Requirements: Report each line of the data that includes the word "Janiak".

Working data:

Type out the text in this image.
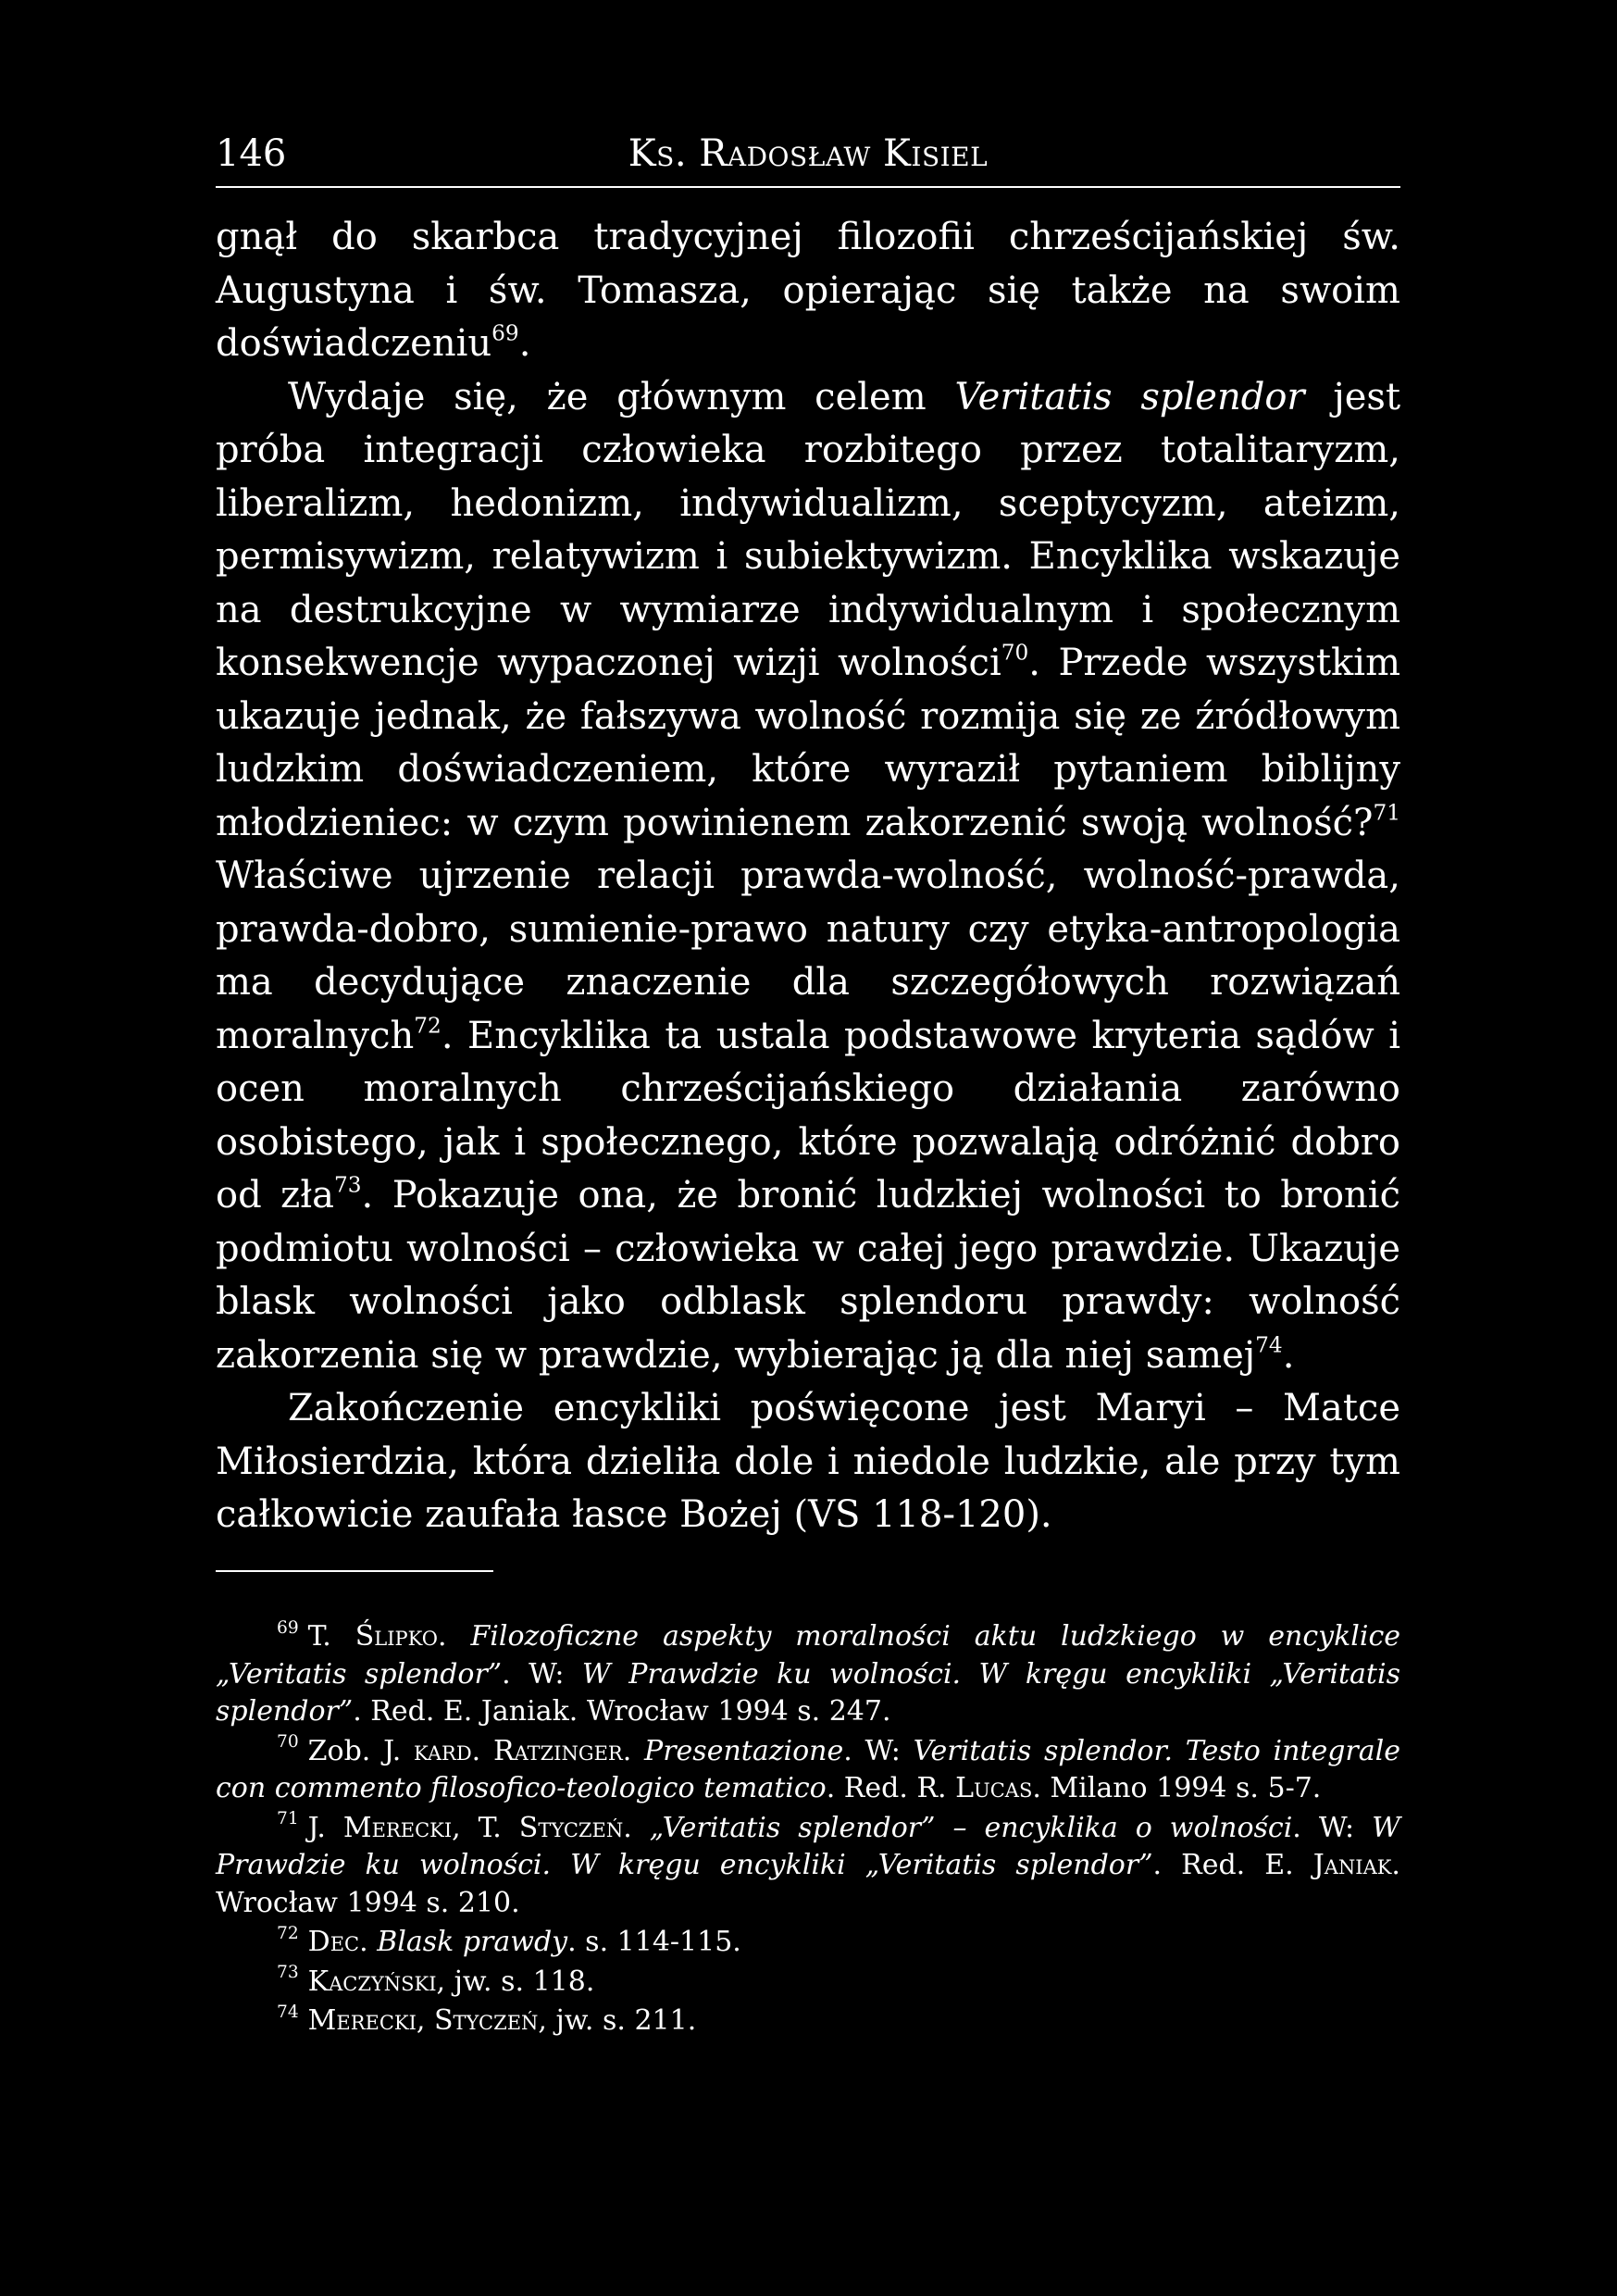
146	Ks. Radosław Kisiel

gnął do skarbca tradycyjnej filozofii chrześcijańskiej św. Augustyna i św. Tomasza, opierając się także na swoim doświadczeniu$^{69}$.

Wydaje się, że głównym celem Veritatis splendor jest próba integracji człowieka rozbitego przez totalitaryzm, liberalizm, hedonizm, indywidualizm, sceptycyzm, ateizm, permisywizm, relatywizm i subiektywizm. Encyklika wskazuje na destrukcyjne w wymiarze indywidualnym i społecznym konsekwencje wypaczonej wizji wolności$^{70}$. Przede wszystkim ukazuje jednak, że fałszywa wolność rozmija się ze źródłowym ludzkim doświadczeniem, które wyraził pytaniem biblijny młodzieniec: w czym powinienem zakorzenić swoją wolność?$^{71}$ Właściwe ujrzenie relacji prawda-wolność, wolność-prawda, prawda-dobro, sumienie-prawo natury czy etyka-antropologia ma decydujące znaczenie dla szczegółowych rozwiązań moralnych$^{72}$. Encyklika ta ustala podstawowe kryteria sądów i ocen moralnych chrześcijańskiego działania zarówno osobistego, jak i społecznego, które pozwalają odróżnić dobro od zła$^{73}$. Pokazuje ona, że bronić ludzkiej wolności to bronić podmiotu wolności – człowieka w całej jego prawdzie. Ukazuje blask wolności jako odblask splendoru prawdy: wolność zakorzenia się w prawdzie, wybierając ją dla niej samej$^{74}$.

Zakończenie encykliki poświęcone jest Maryi – Matce Miłosierdzia, która dzieliła dole i niedole ludzkie, ale przy tym całkowicie zaufała łasce Bożej (VS 118-120).

$^{69}$ T. Ślipko. Filozoficzne aspekty moralności aktu ludzkiego w encyklice „Veritatis splendor”. W: W Prawdzie ku wolności. W kręgu encykliki „Veritatis splendor”. Red. E. Janiak. Wrocław 1994 s. 247.

$^{70}$ Zob. J. kard. Ratzinger. Presentazione. W: Veritatis splendor. Testo integrale con commento filosofico-teologico tematico. Red. R. Lucas. Milano 1994 s. 5-7.

$^{71}$ J. Merecki, T. Styczeń. „Veritatis splendor” – encyklika o wolności. W: W Prawdzie ku wolności. W kręgu encykliki „Veritatis splendor”. Red. E. Janiak. Wrocław 1994 s. 210.

$^{72}$ Dec. Blask prawdy. s. 114-115.

$^{73}$ Kaczyński, jw. s. 118.

$^{74}$ Merecki, Styczeń, jw. s. 211.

Task solution:
$^{69}$ T. Ślipko. Filozoficzne aspekty moralności aktu ludzkiego w encyklice „Veritatis splendor”. W: W Prawdzie ku wolności. W kręgu encykliki „Veritatis splendor”. Red. E. Janiak. Wrocław 1994 s. 247.
$^{71}$ J. Merecki, T. Styczeń. „Veritatis splendor” – encyklika o wolności. W: W Prawdzie ku wolności. W kręgu encykliki „Veritatis splendor”. Red. E. Janiak. Wrocław 1994 s. 210.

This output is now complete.